#### Dataset entries
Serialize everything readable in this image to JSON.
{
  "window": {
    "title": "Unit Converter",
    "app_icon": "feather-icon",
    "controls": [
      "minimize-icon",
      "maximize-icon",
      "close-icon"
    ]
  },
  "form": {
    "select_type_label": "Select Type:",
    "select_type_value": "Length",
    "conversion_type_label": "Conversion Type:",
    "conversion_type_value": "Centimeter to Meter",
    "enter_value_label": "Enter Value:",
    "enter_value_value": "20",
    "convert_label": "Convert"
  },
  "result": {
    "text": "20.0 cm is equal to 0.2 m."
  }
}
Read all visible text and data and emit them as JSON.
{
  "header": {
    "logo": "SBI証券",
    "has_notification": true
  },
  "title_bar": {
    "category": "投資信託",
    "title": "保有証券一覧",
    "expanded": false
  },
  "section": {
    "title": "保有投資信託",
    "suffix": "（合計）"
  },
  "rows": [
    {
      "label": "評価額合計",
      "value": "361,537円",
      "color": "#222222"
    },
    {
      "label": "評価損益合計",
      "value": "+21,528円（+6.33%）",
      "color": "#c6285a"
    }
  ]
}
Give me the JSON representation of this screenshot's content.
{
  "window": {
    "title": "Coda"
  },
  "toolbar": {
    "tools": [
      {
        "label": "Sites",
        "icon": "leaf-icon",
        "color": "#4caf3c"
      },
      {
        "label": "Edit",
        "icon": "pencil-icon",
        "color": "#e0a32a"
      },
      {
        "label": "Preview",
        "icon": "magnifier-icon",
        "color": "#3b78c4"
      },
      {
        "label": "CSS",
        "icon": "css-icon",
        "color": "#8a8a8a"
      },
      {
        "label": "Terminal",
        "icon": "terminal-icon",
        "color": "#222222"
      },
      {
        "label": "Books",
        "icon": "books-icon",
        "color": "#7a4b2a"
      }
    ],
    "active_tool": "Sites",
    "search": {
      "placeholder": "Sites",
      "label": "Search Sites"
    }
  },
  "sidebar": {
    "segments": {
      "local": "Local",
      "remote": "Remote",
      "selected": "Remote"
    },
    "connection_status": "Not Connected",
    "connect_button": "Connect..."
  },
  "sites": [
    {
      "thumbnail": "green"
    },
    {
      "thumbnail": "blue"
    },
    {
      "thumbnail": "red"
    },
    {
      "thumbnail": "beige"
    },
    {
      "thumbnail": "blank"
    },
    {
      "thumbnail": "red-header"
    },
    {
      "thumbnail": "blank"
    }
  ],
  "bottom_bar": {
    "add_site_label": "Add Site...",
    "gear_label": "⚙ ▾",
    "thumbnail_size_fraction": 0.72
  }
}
########
#### Dataset entries
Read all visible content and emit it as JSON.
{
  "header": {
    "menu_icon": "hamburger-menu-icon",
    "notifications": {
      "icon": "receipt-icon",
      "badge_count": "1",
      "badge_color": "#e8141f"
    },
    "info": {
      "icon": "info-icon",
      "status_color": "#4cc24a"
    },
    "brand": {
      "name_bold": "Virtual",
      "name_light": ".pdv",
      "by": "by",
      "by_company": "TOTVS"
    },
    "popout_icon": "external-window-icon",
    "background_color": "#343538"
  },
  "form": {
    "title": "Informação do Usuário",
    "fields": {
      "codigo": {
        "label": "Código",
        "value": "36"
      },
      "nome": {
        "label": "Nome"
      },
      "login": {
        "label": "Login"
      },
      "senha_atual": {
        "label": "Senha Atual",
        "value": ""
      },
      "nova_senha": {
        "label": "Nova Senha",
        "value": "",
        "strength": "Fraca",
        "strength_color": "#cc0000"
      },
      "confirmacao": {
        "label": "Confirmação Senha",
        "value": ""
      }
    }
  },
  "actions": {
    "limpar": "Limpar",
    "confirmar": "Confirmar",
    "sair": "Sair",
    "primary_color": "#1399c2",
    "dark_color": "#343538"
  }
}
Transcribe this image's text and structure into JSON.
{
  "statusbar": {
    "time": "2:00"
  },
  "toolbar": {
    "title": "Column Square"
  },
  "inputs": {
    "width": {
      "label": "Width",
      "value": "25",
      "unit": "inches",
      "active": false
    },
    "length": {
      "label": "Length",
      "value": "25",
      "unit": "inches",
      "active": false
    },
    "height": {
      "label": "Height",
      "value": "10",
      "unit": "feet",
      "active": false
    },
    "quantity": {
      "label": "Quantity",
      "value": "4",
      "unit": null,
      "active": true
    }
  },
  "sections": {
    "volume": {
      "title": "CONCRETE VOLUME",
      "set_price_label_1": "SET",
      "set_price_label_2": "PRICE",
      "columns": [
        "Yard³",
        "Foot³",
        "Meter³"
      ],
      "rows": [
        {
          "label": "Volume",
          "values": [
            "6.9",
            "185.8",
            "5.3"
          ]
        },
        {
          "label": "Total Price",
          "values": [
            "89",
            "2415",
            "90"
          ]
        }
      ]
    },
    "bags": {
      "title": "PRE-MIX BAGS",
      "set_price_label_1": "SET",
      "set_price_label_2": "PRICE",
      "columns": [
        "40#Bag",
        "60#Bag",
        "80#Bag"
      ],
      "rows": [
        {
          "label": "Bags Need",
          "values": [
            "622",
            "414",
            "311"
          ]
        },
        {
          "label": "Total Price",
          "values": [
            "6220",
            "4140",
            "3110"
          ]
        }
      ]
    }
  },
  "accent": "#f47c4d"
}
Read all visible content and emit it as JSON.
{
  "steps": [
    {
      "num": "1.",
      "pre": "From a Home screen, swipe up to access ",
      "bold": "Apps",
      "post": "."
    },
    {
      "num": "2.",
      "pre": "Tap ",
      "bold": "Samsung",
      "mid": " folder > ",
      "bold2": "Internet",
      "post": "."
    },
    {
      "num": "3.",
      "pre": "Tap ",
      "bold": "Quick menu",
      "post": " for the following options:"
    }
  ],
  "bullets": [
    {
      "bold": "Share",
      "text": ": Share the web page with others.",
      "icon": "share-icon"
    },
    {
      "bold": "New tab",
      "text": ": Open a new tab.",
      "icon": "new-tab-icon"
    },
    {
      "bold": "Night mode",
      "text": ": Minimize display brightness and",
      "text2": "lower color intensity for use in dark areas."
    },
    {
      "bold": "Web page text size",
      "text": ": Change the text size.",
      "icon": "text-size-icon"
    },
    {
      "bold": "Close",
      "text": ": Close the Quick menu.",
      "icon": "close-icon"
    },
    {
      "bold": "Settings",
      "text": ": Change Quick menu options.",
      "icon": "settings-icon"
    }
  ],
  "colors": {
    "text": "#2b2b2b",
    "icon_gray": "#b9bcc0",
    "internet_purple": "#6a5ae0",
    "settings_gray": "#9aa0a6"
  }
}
########
#### Dataset entries
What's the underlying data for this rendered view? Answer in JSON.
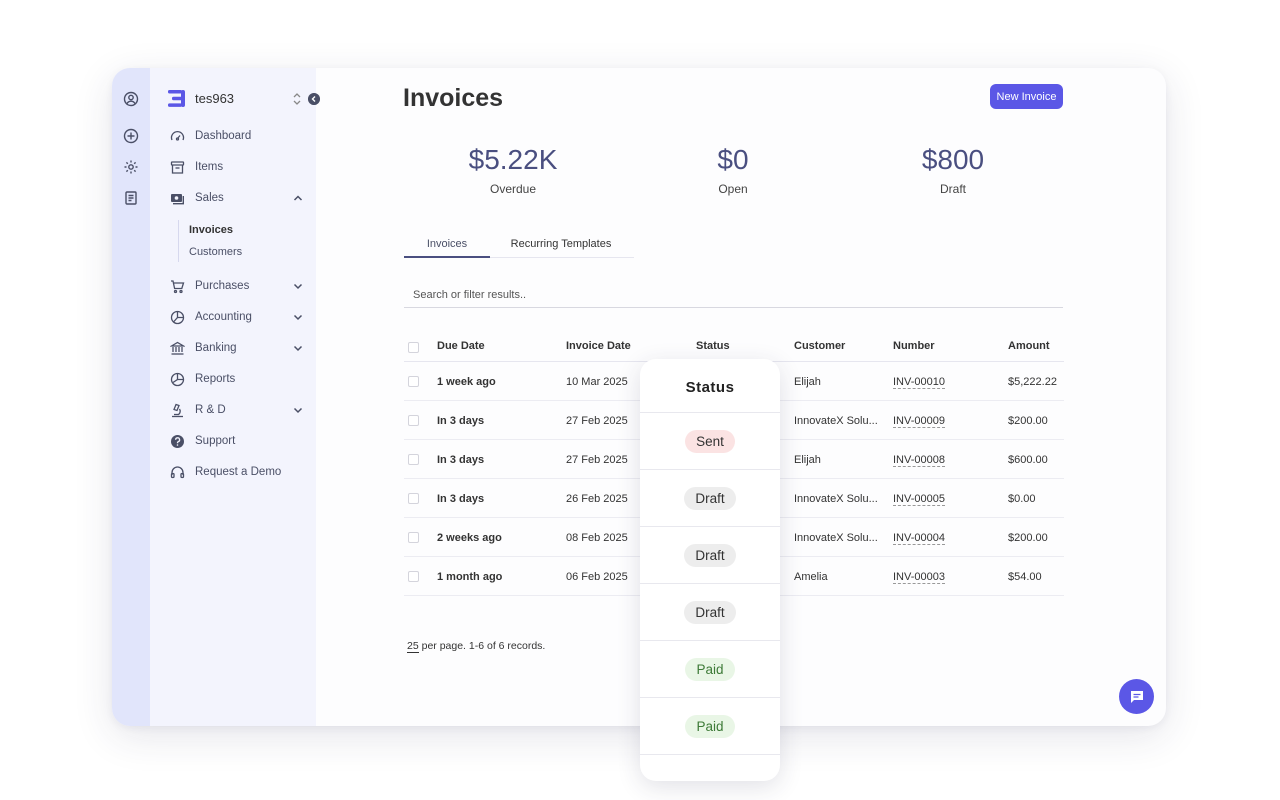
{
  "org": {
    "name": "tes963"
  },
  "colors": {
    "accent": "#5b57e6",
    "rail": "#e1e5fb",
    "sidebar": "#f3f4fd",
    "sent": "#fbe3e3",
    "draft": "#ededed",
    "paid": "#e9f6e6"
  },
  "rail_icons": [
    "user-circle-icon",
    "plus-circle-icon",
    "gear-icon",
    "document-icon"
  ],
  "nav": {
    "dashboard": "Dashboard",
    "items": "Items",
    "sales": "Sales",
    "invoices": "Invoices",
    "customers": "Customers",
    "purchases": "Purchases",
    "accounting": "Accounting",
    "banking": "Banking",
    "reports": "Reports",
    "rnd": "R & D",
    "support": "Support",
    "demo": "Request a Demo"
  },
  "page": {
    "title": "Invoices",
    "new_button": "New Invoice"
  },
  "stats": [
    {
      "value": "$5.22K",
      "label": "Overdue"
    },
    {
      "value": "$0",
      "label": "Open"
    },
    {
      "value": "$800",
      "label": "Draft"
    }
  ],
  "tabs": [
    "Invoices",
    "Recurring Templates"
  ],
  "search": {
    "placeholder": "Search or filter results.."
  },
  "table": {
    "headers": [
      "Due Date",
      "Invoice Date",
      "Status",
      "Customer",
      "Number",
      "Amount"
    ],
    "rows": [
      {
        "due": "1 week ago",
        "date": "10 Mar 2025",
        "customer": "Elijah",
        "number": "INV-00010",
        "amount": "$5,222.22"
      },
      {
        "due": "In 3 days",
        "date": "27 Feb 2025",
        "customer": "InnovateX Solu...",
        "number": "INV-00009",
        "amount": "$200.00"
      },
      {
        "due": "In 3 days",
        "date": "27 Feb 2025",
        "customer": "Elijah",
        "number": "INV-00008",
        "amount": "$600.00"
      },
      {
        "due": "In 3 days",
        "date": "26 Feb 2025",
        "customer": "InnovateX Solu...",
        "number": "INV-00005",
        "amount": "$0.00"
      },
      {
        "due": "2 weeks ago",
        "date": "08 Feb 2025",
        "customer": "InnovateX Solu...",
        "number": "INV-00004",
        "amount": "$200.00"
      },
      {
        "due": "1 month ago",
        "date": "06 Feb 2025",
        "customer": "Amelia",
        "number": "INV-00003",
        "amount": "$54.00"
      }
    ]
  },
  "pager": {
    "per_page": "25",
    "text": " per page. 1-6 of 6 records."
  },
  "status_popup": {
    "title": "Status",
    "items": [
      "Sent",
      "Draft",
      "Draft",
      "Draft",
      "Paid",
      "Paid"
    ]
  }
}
########
List every line above that holds the word "menu".

• **Output for this task**
    "menu_icon": "hamburger-menu-icon",
      "bold": "Quick menu",
      "text": ": Close the Quick menu.",
      "text": ": Change Quick menu options.",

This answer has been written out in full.